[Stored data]
▶

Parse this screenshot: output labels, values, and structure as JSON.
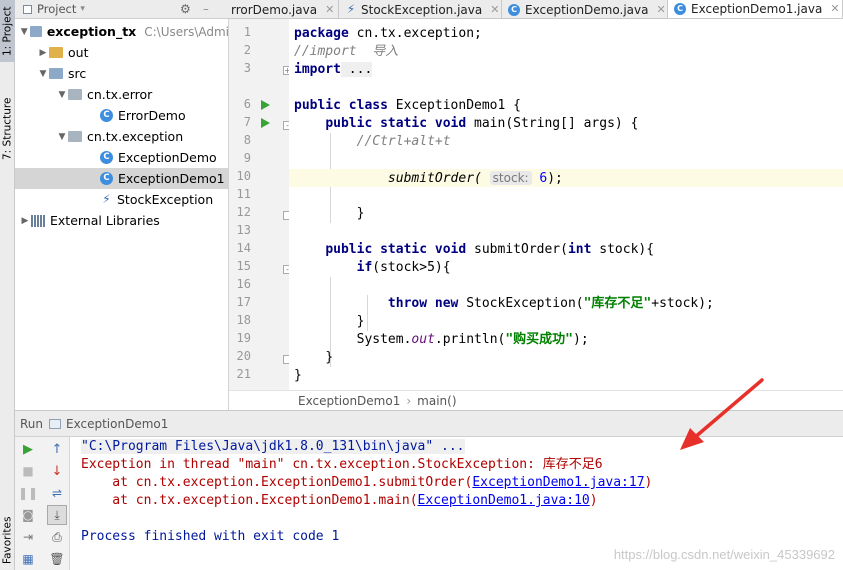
{
  "sidebar": {
    "project_tab": "1: Project",
    "structure_tab": "7: Structure",
    "favorites_tab": "Favorites"
  },
  "project": {
    "header": "Project",
    "tree": [
      {
        "label": "exception_tx",
        "path": "C:\\Users\\Admi",
        "kind": "module"
      },
      {
        "label": "out",
        "kind": "folder-yellow"
      },
      {
        "label": "src",
        "kind": "folder"
      },
      {
        "label": "cn.tx.error",
        "kind": "package"
      },
      {
        "label": "ErrorDemo",
        "kind": "class"
      },
      {
        "label": "cn.tx.exception",
        "kind": "package"
      },
      {
        "label": "ExceptionDemo",
        "kind": "class-run"
      },
      {
        "label": "ExceptionDemo1",
        "kind": "class-run",
        "selected": true
      },
      {
        "label": "StockException",
        "kind": "exception-class"
      },
      {
        "label": "External Libraries",
        "kind": "library"
      }
    ]
  },
  "tabs": [
    {
      "label": "rrorDemo.java",
      "icon": "class-icon"
    },
    {
      "label": "StockException.java",
      "icon": "exception-class-icon"
    },
    {
      "label": "ExceptionDemo.java",
      "icon": "class-icon"
    },
    {
      "label": "ExceptionDemo1.java",
      "icon": "class-icon",
      "active": true
    }
  ],
  "editor": {
    "line_numbers": [
      "1",
      "2",
      "3",
      "6",
      "7",
      "8",
      "9",
      "10",
      "11",
      "12",
      "13",
      "14",
      "15",
      "16",
      "17",
      "18",
      "19",
      "20",
      "21"
    ],
    "code": {
      "l1_kw": "package",
      "l1_rest": " cn.tx.exception;",
      "l2": "//import  导入",
      "l3_kw": "import",
      "l3_rest": " ...",
      "l6_kw": "public class",
      "l6_rest": " ExceptionDemo1 {",
      "l7_kw": "public static void",
      "l7_rest": " main(String[] args) {",
      "l8": "//Ctrl+alt+t",
      "l10_call": "submitOrder(",
      "l10_hint": "stock:",
      "l10_num": "6",
      "l10_end": ");",
      "l12": "}",
      "l14_kw": "public static void",
      "l14_name": " submitOrder(",
      "l14_kw2": "int",
      "l14_rest": " stock){",
      "l15_kw": "if",
      "l15_rest": "(stock>5){",
      "l17_kw": "throw new",
      "l17_mid": " StockException(",
      "l17_str": "\"库存不足\"",
      "l17_end": "+stock);",
      "l18": "}",
      "l19_a": "System.",
      "l19_fld": "out",
      "l19_b": ".println(",
      "l19_str": "\"购买成功\"",
      "l19_end": ");",
      "l20": "}",
      "l21": "}"
    }
  },
  "breadcrumb": {
    "class": "ExceptionDemo1",
    "method": "main()"
  },
  "run": {
    "label": "Run",
    "config": "ExceptionDemo1",
    "console": {
      "cmd": "\"C:\\Program Files\\Java\\jdk1.8.0_131\\bin\\java\" ...",
      "exc": "Exception in thread \"main\" cn.tx.exception.StockException: 库存不足6",
      "at1_pre": "    at cn.tx.exception.ExceptionDemo1.submitOrder(",
      "at1_link": "ExceptionDemo1.java:17",
      "at1_post": ")",
      "at2_pre": "    at cn.tx.exception.ExceptionDemo1.main(",
      "at2_link": "ExceptionDemo1.java:10",
      "at2_post": ")",
      "exit": "Process finished with exit code 1"
    }
  },
  "watermark": "https://blog.csdn.net/weixin_45339692",
  "colors": {
    "annotation_arrow": "#e8302a",
    "keyword": "#000080",
    "string": "#008000",
    "error": "#b00000",
    "link": "#0000ee"
  }
}
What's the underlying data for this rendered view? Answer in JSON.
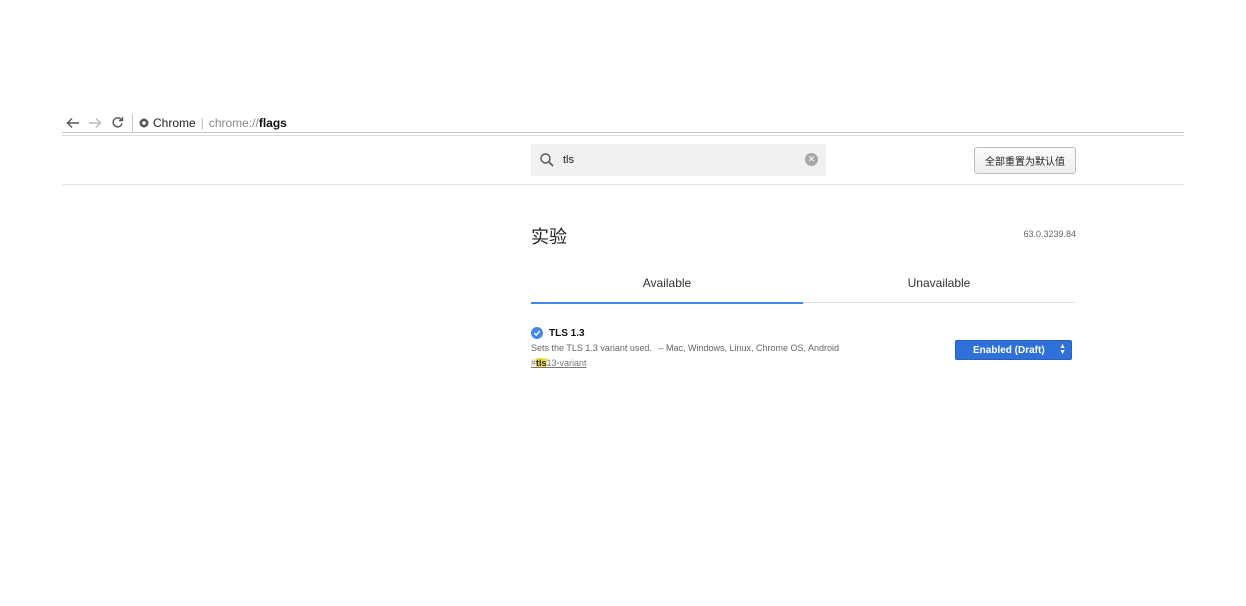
{
  "browser": {
    "site_label": "Chrome",
    "url_scheme": "chrome://",
    "url_path": "flags"
  },
  "header": {
    "search": {
      "value": "tls",
      "placeholder": ""
    },
    "reset_button_label": "全部重置为默认值"
  },
  "page": {
    "title": "实验",
    "version": "63.0.3239.84"
  },
  "tabs": [
    {
      "label": "Available"
    },
    {
      "label": "Unavailable"
    }
  ],
  "experiment": {
    "name": "TLS 1.3",
    "description": "Sets the TLS 1.3 variant used.",
    "platforms": "– Mac, Windows, Linux, Chrome OS, Android",
    "link_prefix": "#",
    "link_highlight": "tls",
    "link_suffix": "13-variant",
    "selected_state": "Enabled (Draft)"
  },
  "colors": {
    "accent": "#4285f4",
    "select_bg": "#2f6fd8",
    "highlight": "#f7e14a"
  }
}
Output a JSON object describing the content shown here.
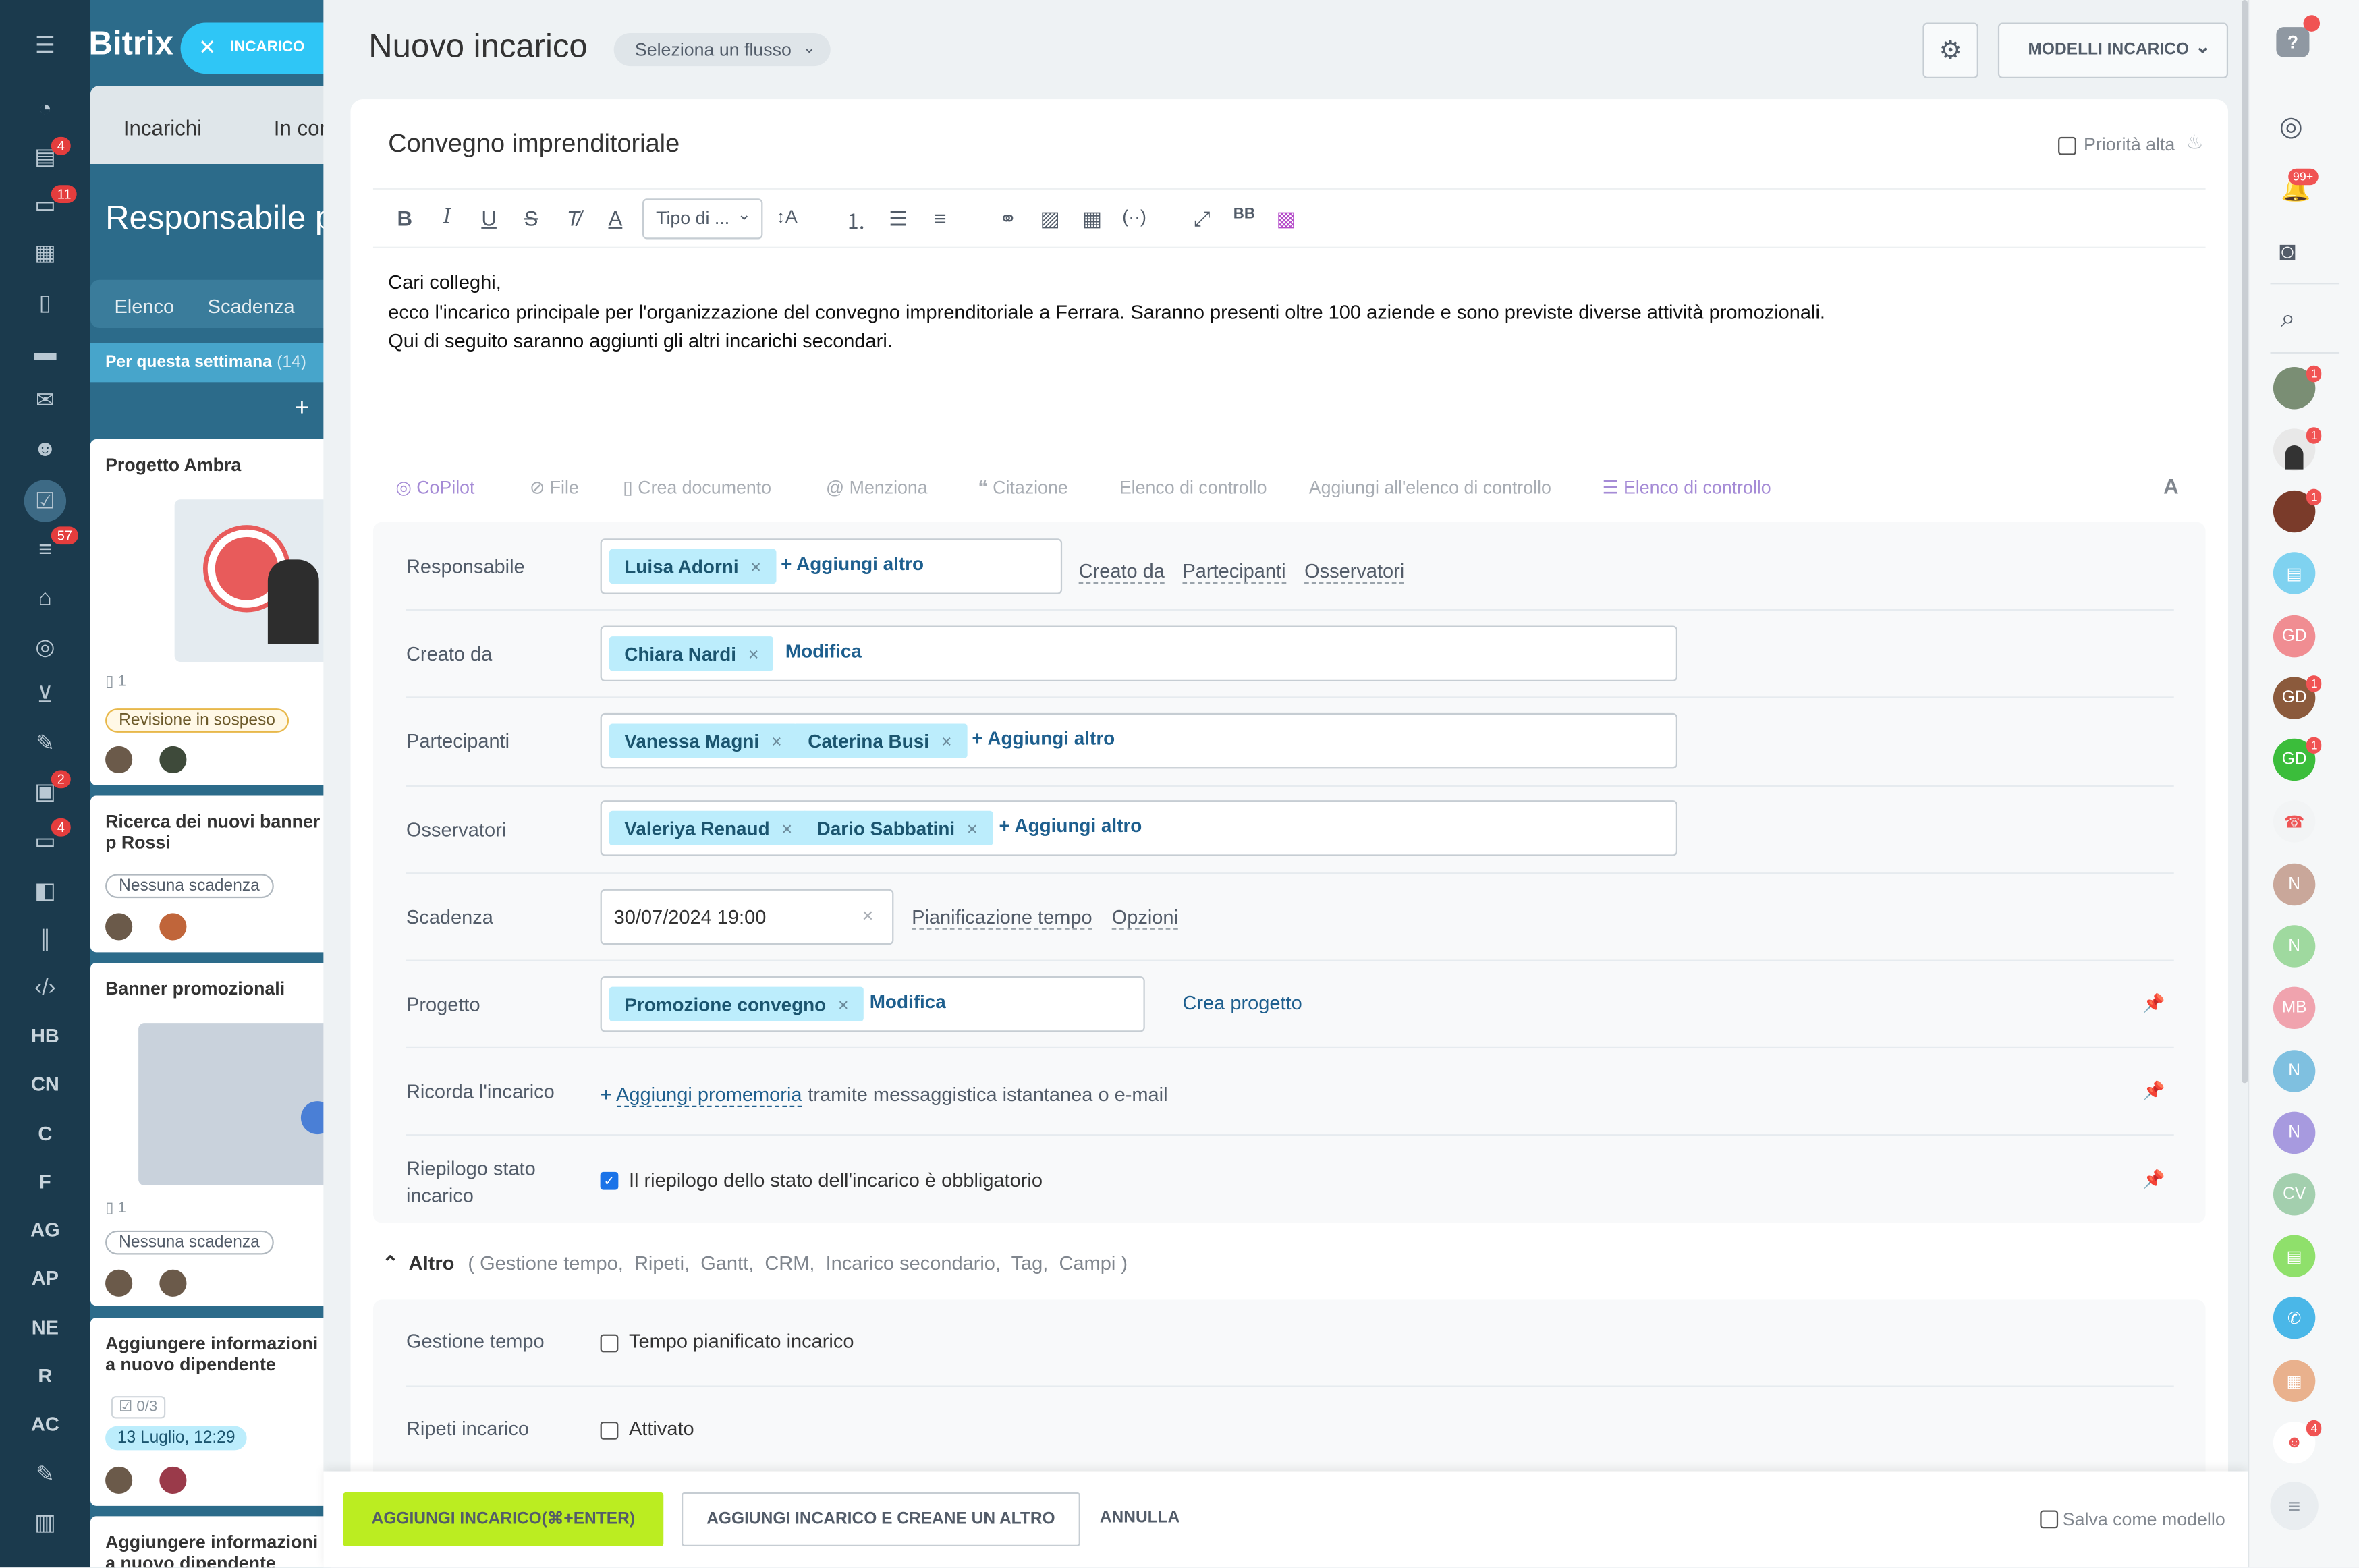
{
  "left_nav": {
    "badges": [
      "4",
      "11",
      "57",
      "2",
      "4"
    ],
    "text_items": [
      "HB",
      "CN",
      "C",
      "F",
      "AG",
      "AP",
      "NE",
      "R",
      "AC"
    ]
  },
  "background_app": {
    "logo": "Bitrix",
    "tabs": [
      "Incarichi",
      "In cor"
    ],
    "heading": "Responsabile p",
    "view_tabs": [
      "Elenco",
      "Scadenza"
    ],
    "column_title": "Per questa settimana",
    "column_count": "(14)",
    "cards": [
      {
        "title": "Progetto Ambra",
        "meta": "1",
        "badge": "Revisione in sospeso"
      },
      {
        "title": "Ricerca dei nuovi banner p Rossi",
        "badge": "Nessuna scadenza"
      },
      {
        "title": "Banner promozionali",
        "meta": "1",
        "badge": "Nessuna scadenza"
      },
      {
        "title": "Aggiungere informazioni a nuovo dipendente",
        "meta": "0/3",
        "badge": "13 Luglio, 12:29"
      },
      {
        "title": "Aggiungere informazioni a nuovo dipendente"
      }
    ]
  },
  "close_tab": {
    "label": "INCARICO"
  },
  "header": {
    "title": "Nuovo incarico",
    "flow_select": "Seleziona un flusso",
    "templates_button": "MODELLI INCARICO"
  },
  "task": {
    "title": "Convegno imprenditoriale",
    "high_priority_label": "Priorità alta",
    "text_style_select": "Tipo di ...",
    "body_lines": [
      "Cari colleghi,",
      "ecco l'incarico principale per l'organizzazione del convegno imprenditoriale a Ferrara. Saranno presenti oltre 100 aziende e sono previste diverse attività promozionali.",
      "Qui di seguito saranno aggiunti gli altri incarichi secondari."
    ]
  },
  "action_bar": {
    "copilot": "CoPilot",
    "file": "File",
    "create_doc": "Crea documento",
    "mention": "Menziona",
    "quote": "Citazione",
    "checklist": "Elenco di controllo",
    "add_to_checklist": "Aggiungi all'elenco di controllo",
    "checklist2": "Elenco di controllo",
    "font_letter": "A"
  },
  "fields": {
    "responsible": {
      "label": "Responsabile",
      "chips": [
        "Luisa Adorni"
      ],
      "add": "Aggiungi altro",
      "links": [
        "Creato da",
        "Partecipanti",
        "Osservatori"
      ]
    },
    "created_by": {
      "label": "Creato da",
      "chips": [
        "Chiara Nardi"
      ],
      "action": "Modifica"
    },
    "participants": {
      "label": "Partecipanti",
      "chips": [
        "Vanessa Magni",
        "Caterina Busi"
      ],
      "add": "Aggiungi altro"
    },
    "observers": {
      "label": "Osservatori",
      "chips": [
        "Valeriya Renaud",
        "Dario Sabbatini"
      ],
      "add": "Aggiungi altro"
    },
    "deadline": {
      "label": "Scadenza",
      "value": "30/07/2024 19:00",
      "links": [
        "Pianificazione tempo",
        "Opzioni"
      ]
    },
    "project": {
      "label": "Progetto",
      "chips": [
        "Promozione convegno"
      ],
      "action": "Modifica",
      "create": "Crea progetto"
    },
    "reminder": {
      "label": "Ricorda l'incarico",
      "link": "Aggiungi promemoria",
      "suffix": "tramite messaggistica istantanea o e-mail"
    },
    "summary": {
      "label_line1": "Riepilogo stato",
      "label_line2": "incarico",
      "checkbox_label": "Il riepilogo dello stato dell'incarico è obbligatorio",
      "checked": true
    }
  },
  "more": {
    "label": "Altro",
    "items": [
      "Gestione tempo,",
      "Ripeti,",
      "Gantt,",
      "CRM,",
      "Incarico secondario,",
      "Tag,",
      "Campi"
    ],
    "time_management": {
      "label": "Gestione tempo",
      "checkbox_label": "Tempo pianificato incarico"
    },
    "repeat": {
      "label": "Ripeti incarico",
      "checkbox_label": "Attivato"
    }
  },
  "footer": {
    "add_button": "AGGIUNGI INCARICO(⌘+ENTER)",
    "add_another_button": "AGGIUNGI INCARICO E CREANE UN ALTRO",
    "cancel": "ANNULLA",
    "save_template": "Salva come modello"
  },
  "right_bar": {
    "badges": {
      "notifications": "99+",
      "chat1": "1",
      "chat2": "1",
      "chat3": "1",
      "gd": "1",
      "gd2": "1",
      "bottom": "4"
    },
    "avatars": [
      "GD",
      "GD",
      "GD",
      "N",
      "N",
      "MB",
      "N",
      "N",
      "CV"
    ]
  },
  "colors": {
    "accent_green": "#bbed21",
    "chip_bg": "#bcedfc",
    "nav_bg": "#1b3a4d",
    "link": "#1e5f8e"
  }
}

◀

Copy all lines in the listing above where the string "main" appears.

▶ RESULT OF THIS TASK:
      "l7_rest": " main(String[] args) {",
    "method": "main()"
      "exc": "Exception in thread \"main\" cn.tx.exception.StockException: 库存不足6",
      "at2_pre": "    at cn.tx.exception.ExceptionDemo1.main(",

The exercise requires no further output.